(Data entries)

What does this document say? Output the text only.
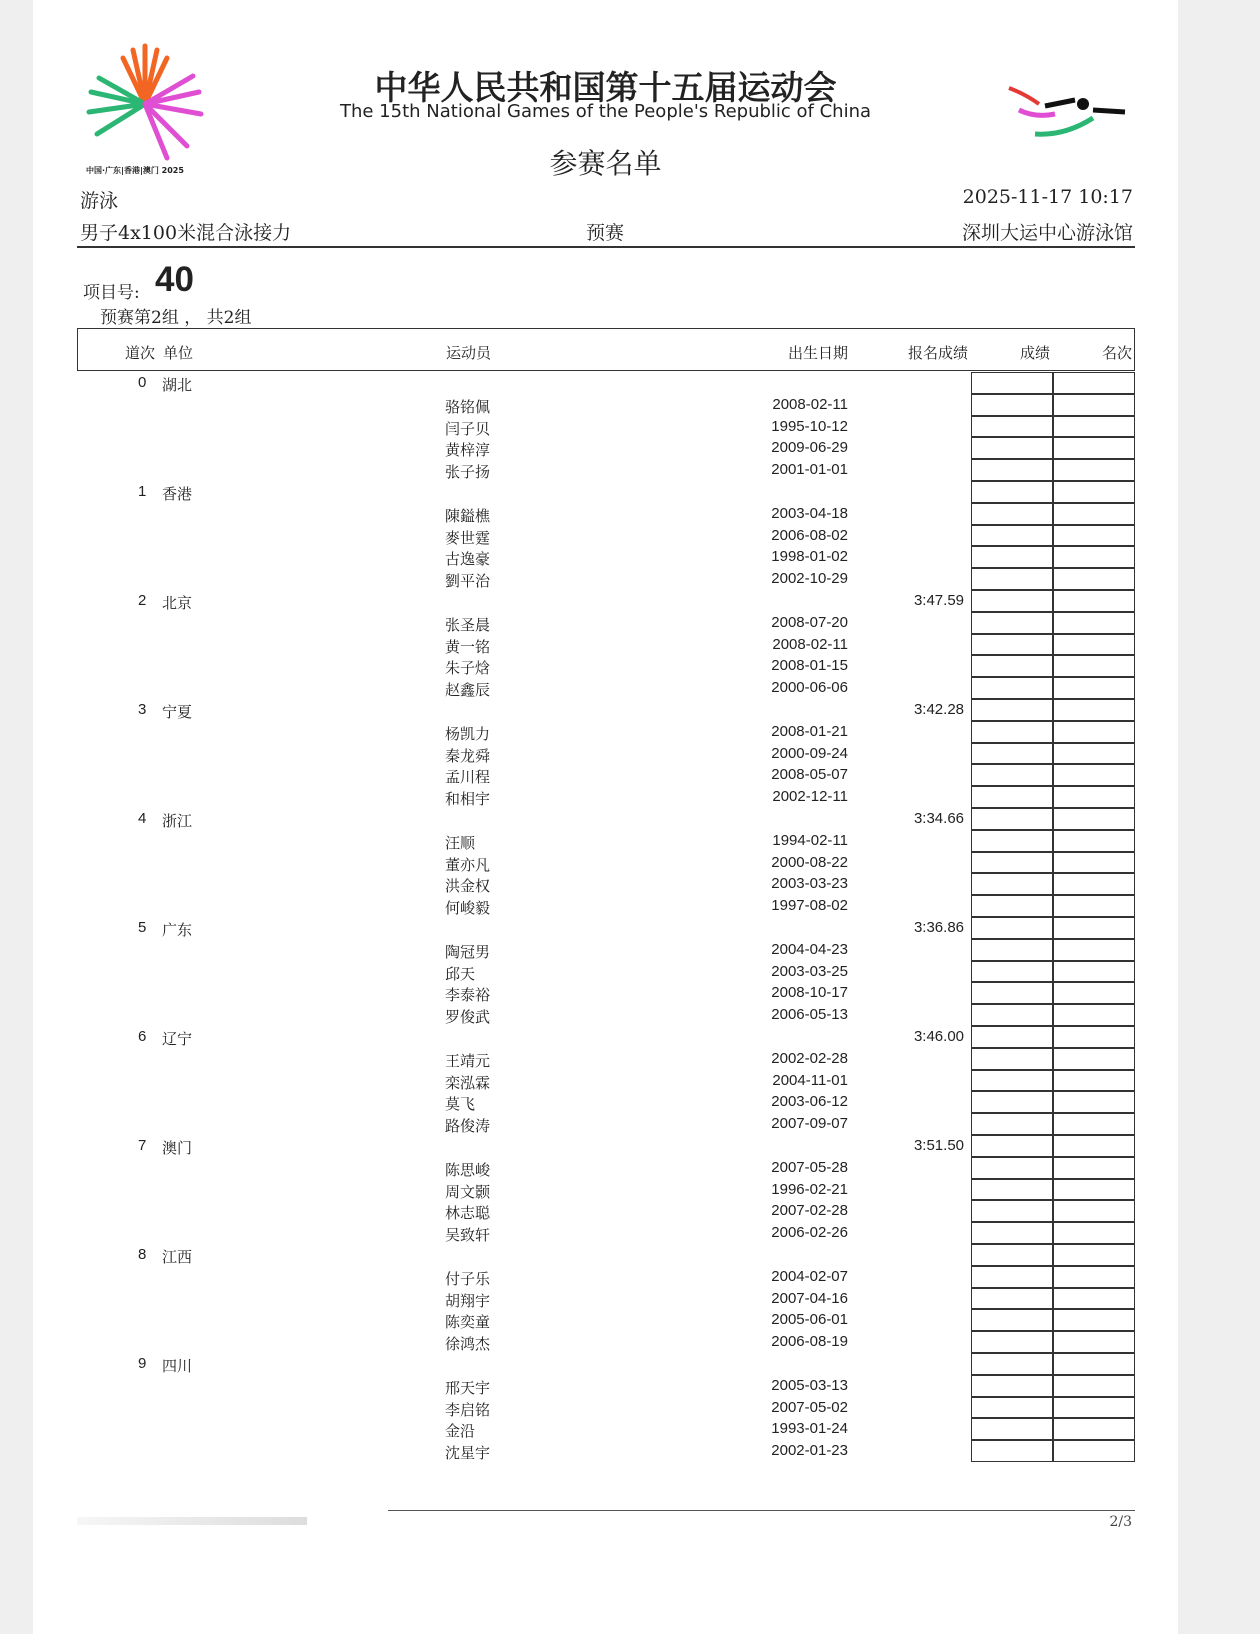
中国·广东|香港|澳门 2025
中华人民共和国第十五届运动会
The 15th National Games of the People's Republic of China
参赛名单
游泳	2025-11-17 10:17
男子4x100米混合泳接力	预赛	深圳大运中心游泳馆
项目号: 40
预赛第2组 ， 共2组
道次 单位	运动员	出生日期	报名成绩	成绩	名次
0 湖北
骆铭佩	2008-02-11
闫子贝	1995-10-12
黄梓淳	2009-06-29
张子扬	2001-01-01
1 香港
陳鎰樵	2003-04-18
麥世霆	2006-08-02
古逸豪	1998-01-02
劉平治	2002-10-29
2 北京	3:47.59
张圣晨	2008-07-20
黄一铭	2008-02-11
朱子焓	2008-01-15
赵鑫辰	2000-06-06
3 宁夏	3:42.28
杨凯力	2008-01-21
秦龙舜	2000-09-24
孟川程	2008-05-07
和相宇	2002-12-11
4 浙江	3:34.66
汪顺	1994-02-11
董亦凡	2000-08-22
洪金权	2003-03-23
何峻毅	1997-08-02
5 广东	3:36.86
陶冠男	2004-04-23
邱天	2003-03-25
李泰裕	2008-10-17
罗俊武	2006-05-13
6 辽宁	3:46.00
王靖元	2002-02-28
栾泓霖	2004-11-01
莫飞	2003-06-12
路俊涛	2007-09-07
7 澳门	3:51.50
陈思峻	2007-05-28
周文颢	1996-02-21
林志聪	2007-02-28
吴致轩	2006-02-26
8 江西
付子乐	2004-02-07
胡翔宇	2007-04-16
陈奕童	2005-06-01
徐鸿杰	2006-08-19
9 四川
邢天宇	2005-03-13
李启铭	2007-05-02
金沿	1993-01-24
沈星宇	2002-01-23
2/3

*WORK TO BE COMPLETED*. Without the pictures, copy the material exactly as given.

*SOLVED EXERCISE*.
What does this document say? Output the text only.
中国·广东|香港|澳门 2025
中华人民共和国第十五届运动会
The 15th National Games of the People's Republic of China
参赛名单
游泳	2025-11-17 10:17
男子4x100米混合泳接力	预赛	深圳大运中心游泳馆
项目号: 40
预赛第2组 ， 共2组
道次 单位	运动员	出生日期	报名成绩	成绩	名次
0 湖北
骆铭佩	2008-02-11
闫子贝	1995-10-12
黄梓淳	2009-06-29
张子扬	2001-01-01
1 香港
陳鎰樵	2003-04-18
麥世霆	2006-08-02
古逸豪	1998-01-02
劉平治	2002-10-29
2 北京	3:47.59
张圣晨	2008-07-20
黄一铭	2008-02-11
朱子焓	2008-01-15
赵鑫辰	2000-06-06
3 宁夏	3:42.28
杨凯力	2008-01-21
秦龙舜	2000-09-24
孟川程	2008-05-07
和相宇	2002-12-11
4 浙江	3:34.66
汪顺	1994-02-11
董亦凡	2000-08-22
洪金权	2003-03-23
何峻毅	1997-08-02
5 广东	3:36.86
陶冠男	2004-04-23
邱天	2003-03-25
李泰裕	2008-10-17
罗俊武	2006-05-13
6 辽宁	3:46.00
王靖元	2002-02-28
栾泓霖	2004-11-01
莫飞	2003-06-12
路俊涛	2007-09-07
7 澳门	3:51.50
陈思峻	2007-05-28
周文颢	1996-02-21
林志聪	2007-02-28
吴致轩	2006-02-26
8 江西
付子乐	2004-02-07
胡翔宇	2007-04-16
陈奕童	2005-06-01
徐鸿杰	2006-08-19
9 四川
邢天宇	2005-03-13
李启铭	2007-05-02
金沿	1993-01-24
沈星宇	2002-01-23
2/3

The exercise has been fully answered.